◆ Pasaje extraído

□ □ □ □ □ □ □

5 jul 2010

Año 487: En Tierra Enemiga Parte 1

El día se presentaba nuboso cuando los caballeros, montados en sus vigorosos corceles, partieron hacia Hantonne acompañando al Príncipe Madoc. Junto a ellos cabalgaban multitud de caballeros jóvenes, ansiosos de botín y gloria, bromeando y riendo a costa de los incautos sajones a los que iban a saquear. Los preparativos fueron minuciosos pero efectivos, y pronto tres navíos pertrechados para la guerra partieron hacia el este siguiendo la costa.
El viento marino henchía las velas, y la sal mojaba los labios de los caballeros, poco habituados a las aguas que bañaban las orillas de Britania, pero aún así, sus ojos brillaban con la anticipación de la batalla. Pronto alcanzaron su destino, cerca de Devensey, donde, al rodear un promontorio, pudieron ver los navíos del propio rey Aelle en la orilla, siendo reparados.

Los sajones, al avistar los barcos britanos, dieron la alarma a la fortaleza cercana, y comenzaron a aprestarse para el combate. Los britanos desembarcaron, y pronto se pusieron en formación. Sir Madoc, recordando las dotes estratégicas que Sir Garrick había demostrado en Mearcred Creek, le otorgó el mando de un batallón, el situado en el flanco izquierdo, dónde se encontraban el resto de sus camaradas. Mientras tantos, los sajones habían formado una línea de defensa, un muro de escudos improvisado pero valeroso, dispuestos a vender cara su derrota, sabiendo la importancia que los navíos tenían para los intereses del Bretwalda Aelle.

□ □ □ □ □ □ □

Registros de regiones de maquetación
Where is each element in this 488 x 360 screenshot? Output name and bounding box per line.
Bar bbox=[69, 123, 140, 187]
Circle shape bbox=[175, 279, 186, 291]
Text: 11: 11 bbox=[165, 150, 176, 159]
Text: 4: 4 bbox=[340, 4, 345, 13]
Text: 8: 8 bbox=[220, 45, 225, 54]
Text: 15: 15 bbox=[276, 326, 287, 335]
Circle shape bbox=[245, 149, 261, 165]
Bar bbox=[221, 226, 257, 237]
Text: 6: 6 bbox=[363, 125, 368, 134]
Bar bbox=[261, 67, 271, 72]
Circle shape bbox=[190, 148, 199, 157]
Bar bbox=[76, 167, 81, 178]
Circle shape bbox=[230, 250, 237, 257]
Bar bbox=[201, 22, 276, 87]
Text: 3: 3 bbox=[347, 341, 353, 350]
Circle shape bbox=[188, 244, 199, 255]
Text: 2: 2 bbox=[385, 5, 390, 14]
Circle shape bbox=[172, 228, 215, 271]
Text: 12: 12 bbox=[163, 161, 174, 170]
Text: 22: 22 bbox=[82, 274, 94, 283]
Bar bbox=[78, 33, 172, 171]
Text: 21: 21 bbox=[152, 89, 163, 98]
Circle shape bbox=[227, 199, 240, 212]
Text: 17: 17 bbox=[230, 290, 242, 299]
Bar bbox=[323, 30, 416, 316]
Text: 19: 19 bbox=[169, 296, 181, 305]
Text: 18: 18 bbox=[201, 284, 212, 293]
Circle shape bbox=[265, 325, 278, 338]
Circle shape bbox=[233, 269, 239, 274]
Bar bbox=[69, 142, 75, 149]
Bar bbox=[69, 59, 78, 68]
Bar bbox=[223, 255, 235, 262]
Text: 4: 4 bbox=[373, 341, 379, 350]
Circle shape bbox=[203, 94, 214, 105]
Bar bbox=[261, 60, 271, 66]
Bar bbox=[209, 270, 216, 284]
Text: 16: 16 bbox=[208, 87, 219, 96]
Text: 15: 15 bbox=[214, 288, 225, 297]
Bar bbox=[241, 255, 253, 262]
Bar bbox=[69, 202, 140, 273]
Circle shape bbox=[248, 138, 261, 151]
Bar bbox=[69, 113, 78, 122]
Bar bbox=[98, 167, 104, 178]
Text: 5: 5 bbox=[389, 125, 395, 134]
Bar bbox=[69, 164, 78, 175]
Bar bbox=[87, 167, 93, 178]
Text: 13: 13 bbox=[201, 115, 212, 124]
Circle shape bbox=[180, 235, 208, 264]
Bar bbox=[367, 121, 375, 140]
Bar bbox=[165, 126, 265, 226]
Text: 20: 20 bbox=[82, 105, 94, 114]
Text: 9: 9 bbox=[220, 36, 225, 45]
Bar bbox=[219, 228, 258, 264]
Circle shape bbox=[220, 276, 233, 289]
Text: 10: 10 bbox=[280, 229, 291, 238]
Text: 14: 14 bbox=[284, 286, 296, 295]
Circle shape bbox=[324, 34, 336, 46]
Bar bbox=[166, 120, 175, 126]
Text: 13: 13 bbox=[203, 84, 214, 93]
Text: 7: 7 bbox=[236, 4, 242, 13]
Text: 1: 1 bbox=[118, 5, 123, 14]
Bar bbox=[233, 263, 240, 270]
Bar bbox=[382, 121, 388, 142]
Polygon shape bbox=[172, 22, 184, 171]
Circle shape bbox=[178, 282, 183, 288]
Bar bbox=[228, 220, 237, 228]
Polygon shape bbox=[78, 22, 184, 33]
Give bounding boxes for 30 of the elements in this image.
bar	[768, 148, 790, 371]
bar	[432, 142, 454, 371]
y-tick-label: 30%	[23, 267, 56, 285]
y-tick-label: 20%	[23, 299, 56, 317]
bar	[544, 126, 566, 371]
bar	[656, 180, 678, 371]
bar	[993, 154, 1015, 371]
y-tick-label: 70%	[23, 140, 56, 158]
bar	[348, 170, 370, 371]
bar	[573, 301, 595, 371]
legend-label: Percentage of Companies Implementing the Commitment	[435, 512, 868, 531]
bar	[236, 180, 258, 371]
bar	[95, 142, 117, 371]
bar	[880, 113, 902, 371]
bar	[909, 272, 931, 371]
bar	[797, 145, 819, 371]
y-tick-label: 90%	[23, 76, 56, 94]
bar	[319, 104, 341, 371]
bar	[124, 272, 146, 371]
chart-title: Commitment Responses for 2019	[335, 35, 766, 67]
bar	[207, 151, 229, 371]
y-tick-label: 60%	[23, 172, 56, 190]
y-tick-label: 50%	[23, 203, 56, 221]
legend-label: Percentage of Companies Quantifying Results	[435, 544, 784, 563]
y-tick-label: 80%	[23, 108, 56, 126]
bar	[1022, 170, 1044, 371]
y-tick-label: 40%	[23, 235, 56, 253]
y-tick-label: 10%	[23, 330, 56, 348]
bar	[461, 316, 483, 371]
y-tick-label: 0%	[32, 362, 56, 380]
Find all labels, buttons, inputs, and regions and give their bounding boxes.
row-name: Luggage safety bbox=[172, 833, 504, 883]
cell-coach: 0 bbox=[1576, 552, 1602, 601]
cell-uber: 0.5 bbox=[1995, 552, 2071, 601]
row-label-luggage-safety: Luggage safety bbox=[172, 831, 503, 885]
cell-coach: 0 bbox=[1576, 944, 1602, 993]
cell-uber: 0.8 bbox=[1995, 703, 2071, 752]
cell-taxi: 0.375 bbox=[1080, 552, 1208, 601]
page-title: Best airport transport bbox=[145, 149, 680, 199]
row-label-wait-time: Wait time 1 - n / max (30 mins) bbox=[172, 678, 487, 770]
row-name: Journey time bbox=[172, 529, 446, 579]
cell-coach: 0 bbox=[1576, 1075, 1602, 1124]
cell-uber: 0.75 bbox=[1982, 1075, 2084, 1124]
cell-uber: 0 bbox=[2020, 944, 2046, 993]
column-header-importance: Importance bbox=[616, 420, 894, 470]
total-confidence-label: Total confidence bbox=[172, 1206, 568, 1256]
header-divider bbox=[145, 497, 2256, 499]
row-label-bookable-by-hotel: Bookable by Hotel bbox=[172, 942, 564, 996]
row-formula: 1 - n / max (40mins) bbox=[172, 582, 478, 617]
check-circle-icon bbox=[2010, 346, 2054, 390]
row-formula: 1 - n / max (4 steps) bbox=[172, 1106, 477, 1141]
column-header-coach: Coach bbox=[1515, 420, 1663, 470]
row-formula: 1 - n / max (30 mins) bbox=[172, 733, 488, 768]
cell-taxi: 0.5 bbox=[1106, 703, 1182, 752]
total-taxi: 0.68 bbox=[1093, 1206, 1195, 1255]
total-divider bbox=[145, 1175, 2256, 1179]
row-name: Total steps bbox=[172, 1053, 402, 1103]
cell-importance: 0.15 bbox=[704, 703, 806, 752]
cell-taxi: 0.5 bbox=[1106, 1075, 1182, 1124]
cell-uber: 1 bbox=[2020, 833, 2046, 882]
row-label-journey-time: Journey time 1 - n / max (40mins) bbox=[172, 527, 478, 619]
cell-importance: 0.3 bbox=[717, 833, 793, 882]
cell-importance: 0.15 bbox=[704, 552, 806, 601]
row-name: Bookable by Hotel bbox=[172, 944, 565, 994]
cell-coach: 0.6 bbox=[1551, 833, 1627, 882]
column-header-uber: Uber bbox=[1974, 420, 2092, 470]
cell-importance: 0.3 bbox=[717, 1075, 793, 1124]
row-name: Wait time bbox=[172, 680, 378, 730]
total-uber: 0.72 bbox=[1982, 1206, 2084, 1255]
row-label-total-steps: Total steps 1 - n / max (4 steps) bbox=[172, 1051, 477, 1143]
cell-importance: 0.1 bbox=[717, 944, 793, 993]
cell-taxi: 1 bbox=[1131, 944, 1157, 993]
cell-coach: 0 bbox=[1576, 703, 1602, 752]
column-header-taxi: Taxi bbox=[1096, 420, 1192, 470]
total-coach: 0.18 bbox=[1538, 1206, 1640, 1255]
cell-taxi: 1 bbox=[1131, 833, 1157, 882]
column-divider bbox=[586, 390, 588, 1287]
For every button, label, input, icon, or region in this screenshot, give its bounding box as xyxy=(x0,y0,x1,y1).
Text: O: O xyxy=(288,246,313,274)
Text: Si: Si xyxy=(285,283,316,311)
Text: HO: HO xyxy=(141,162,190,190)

□ □ □ □ □ □ □

◆ Objetivos
[a] Por favor, reescribe en forma de lista el párrafo del pasaje que empieza con "Los sajones, al avistar los barcos britanos", conservando sus hechos principales.
[b] Enumera todos los nombres de lugares geográficos que aparecen en el pasaje.
El material no interviene en nada de esto.

◆ Respuestas escritas
[a]
- Al ver los barcos britanos, los sajones alertaron a la fortaleza cercana y se prepararon para combatir.
- Los britanos desembarcaron y se pusieron en formación.
- Sir Madoc recordó las dotes estratégicas que Sir Garrick había mostrado en Mearcred Creek. Por eso le dio el mando del batallón del flanco izquierdo, donde estaban sus camaradas.
- Los sajones formaron un muro de escudos improvisado y estaban dispuestos a vender cara su derrota. Sabían lo importantes que eran los navíos para el Bretwalda Aelle.

[b]
- Hantonne
- Britania
- Devensey
- Mearcred Creek